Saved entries
>> Begin

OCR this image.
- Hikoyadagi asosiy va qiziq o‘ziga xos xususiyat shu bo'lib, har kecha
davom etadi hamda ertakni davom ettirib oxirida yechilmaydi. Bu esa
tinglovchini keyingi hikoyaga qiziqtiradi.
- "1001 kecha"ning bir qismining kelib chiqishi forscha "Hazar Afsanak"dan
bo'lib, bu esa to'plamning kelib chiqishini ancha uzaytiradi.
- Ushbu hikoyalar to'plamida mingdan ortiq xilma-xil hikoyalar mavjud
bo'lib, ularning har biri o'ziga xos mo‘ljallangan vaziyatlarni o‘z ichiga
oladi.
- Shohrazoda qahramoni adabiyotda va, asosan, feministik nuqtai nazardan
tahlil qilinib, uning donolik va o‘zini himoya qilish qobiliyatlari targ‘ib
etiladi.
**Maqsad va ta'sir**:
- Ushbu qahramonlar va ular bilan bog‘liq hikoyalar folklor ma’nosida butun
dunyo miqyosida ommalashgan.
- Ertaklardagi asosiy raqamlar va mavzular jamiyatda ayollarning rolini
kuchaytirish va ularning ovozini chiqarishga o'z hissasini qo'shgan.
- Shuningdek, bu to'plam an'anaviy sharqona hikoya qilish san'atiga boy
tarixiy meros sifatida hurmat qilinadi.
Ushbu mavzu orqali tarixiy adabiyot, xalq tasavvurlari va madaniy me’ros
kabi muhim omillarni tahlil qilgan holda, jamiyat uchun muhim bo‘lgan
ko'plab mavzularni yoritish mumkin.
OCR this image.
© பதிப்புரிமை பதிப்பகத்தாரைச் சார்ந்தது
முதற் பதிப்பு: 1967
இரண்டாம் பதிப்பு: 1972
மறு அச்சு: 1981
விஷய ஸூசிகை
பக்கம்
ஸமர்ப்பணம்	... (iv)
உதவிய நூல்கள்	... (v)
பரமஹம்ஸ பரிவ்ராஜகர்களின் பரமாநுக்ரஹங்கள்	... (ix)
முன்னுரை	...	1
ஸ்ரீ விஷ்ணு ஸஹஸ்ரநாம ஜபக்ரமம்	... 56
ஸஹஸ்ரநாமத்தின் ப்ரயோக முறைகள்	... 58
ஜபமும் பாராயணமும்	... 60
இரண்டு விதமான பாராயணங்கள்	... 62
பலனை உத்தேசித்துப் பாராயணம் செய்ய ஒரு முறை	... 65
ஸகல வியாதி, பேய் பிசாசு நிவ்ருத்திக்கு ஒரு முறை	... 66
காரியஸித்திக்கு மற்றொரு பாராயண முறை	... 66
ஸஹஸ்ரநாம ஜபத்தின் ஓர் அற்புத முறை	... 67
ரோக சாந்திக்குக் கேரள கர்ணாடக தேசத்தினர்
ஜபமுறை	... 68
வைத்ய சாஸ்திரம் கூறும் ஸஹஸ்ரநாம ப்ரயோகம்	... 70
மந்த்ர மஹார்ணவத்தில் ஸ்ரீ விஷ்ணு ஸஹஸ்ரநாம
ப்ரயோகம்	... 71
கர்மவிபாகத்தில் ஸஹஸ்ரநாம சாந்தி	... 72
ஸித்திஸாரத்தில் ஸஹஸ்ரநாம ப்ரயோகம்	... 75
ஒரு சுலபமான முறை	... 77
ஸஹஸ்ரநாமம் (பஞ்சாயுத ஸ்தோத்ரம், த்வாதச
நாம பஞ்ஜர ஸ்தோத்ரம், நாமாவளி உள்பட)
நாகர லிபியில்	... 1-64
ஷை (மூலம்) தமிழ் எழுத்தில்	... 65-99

>> End

Problem statement
Go through the listing and copy all of it exactly.

Solution
OCR this image.
- Hikoyadagi asosiy va qiziq o‘ziga xos xususiyat shu bo'lib, har kecha
davom etadi hamda ertakni davom ettirib oxirida yechilmaydi. Bu esa
tinglovchini keyingi hikoyaga qiziqtiradi.
- "1001 kecha"ning bir qismining kelib chiqishi forscha "Hazar Afsanak"dan
bo'lib, bu esa to'plamning kelib chiqishini ancha uzaytiradi.
- Ushbu hikoyalar to'plamida mingdan ortiq xilma-xil hikoyalar mavjud
bo'lib, ularning har biri o'ziga xos mo‘ljallangan vaziyatlarni o‘z ichiga
oladi.
- Shohrazoda qahramoni adabiyotda va, asosan, feministik nuqtai nazardan
tahlil qilinib, uning donolik va o‘zini himoya qilish qobiliyatlari targ‘ib
etiladi.
**Maqsad va ta'sir**:
- Ushbu qahramonlar va ular bilan bog‘liq hikoyalar folklor ma’nosida butun
dunyo miqyosida ommalashgan.
- Ertaklardagi asosiy raqamlar va mavzular jamiyatda ayollarning rolini
kuchaytirish va ularning ovozini chiqarishga o'z hissasini qo'shgan.
- Shuningdek, bu to'plam an'anaviy sharqona hikoya qilish san'atiga boy
tarixiy meros sifatida hurmat qilinadi.
Ushbu mavzu orqali tarixiy adabiyot, xalq tasavvurlari va madaniy me’ros
kabi muhim omillarni tahlil qilgan holda, jamiyat uchun muhim bo‘lgan
ko'plab mavzularni yoritish mumkin.
OCR this image.
© பதிப்புரிமை பதிப்பகத்தாரைச் சார்ந்தது
முதற் பதிப்பு: 1967
இரண்டாம் பதிப்பு: 1972
மறு அச்சு: 1981
விஷய ஸூசிகை
பக்கம்
ஸமர்ப்பணம்	... (iv)
உதவிய நூல்கள்	... (v)
பரமஹம்ஸ பரிவ்ராஜகர்களின் பரமாநுக்ரஹங்கள்	... (ix)
முன்னுரை	...	1
ஸ்ரீ விஷ்ணு ஸஹஸ்ரநாம ஜபக்ரமம்	... 56
ஸஹஸ்ரநாமத்தின் ப்ரயோக முறைகள்	... 58
ஜபமும் பாராயணமும்	... 60
இரண்டு விதமான பாராயணங்கள்	... 62
பலனை உத்தேசித்துப் பாராயணம் செய்ய ஒரு முறை	... 65
ஸகல வியாதி, பேய் பிசாசு நிவ்ருத்திக்கு ஒரு முறை	... 66
காரியஸித்திக்கு மற்றொரு பாராயண முறை	... 66
ஸஹஸ்ரநாம ஜபத்தின் ஓர் அற்புத முறை	... 67
ரோக சாந்திக்குக் கேரள கர்ணாடக தேசத்தினர்
ஜபமுறை	... 68
வைத்ய சாஸ்திரம் கூறும் ஸஹஸ்ரநாம ப்ரயோகம்	... 70
மந்த்ர மஹார்ணவத்தில் ஸ்ரீ விஷ்ணு ஸஹஸ்ரநாம
ப்ரயோகம்	... 71
கர்மவிபாகத்தில் ஸஹஸ்ரநாம சாந்தி	... 72
ஸித்திஸாரத்தில் ஸஹஸ்ரநாம ப்ரயோகம்	... 75
ஒரு சுலபமான முறை	... 77
ஸஹஸ்ரநாமம் (பஞ்சாயுத ஸ்தோத்ரம், த்வாதச
நாம பஞ்ஜர ஸ்தோத்ரம், நாமாவளி உள்பட)
நாகர லிபியில்	... 1-64
ஷை (மூலம்) தமிழ் எழுத்தில்	... 65-99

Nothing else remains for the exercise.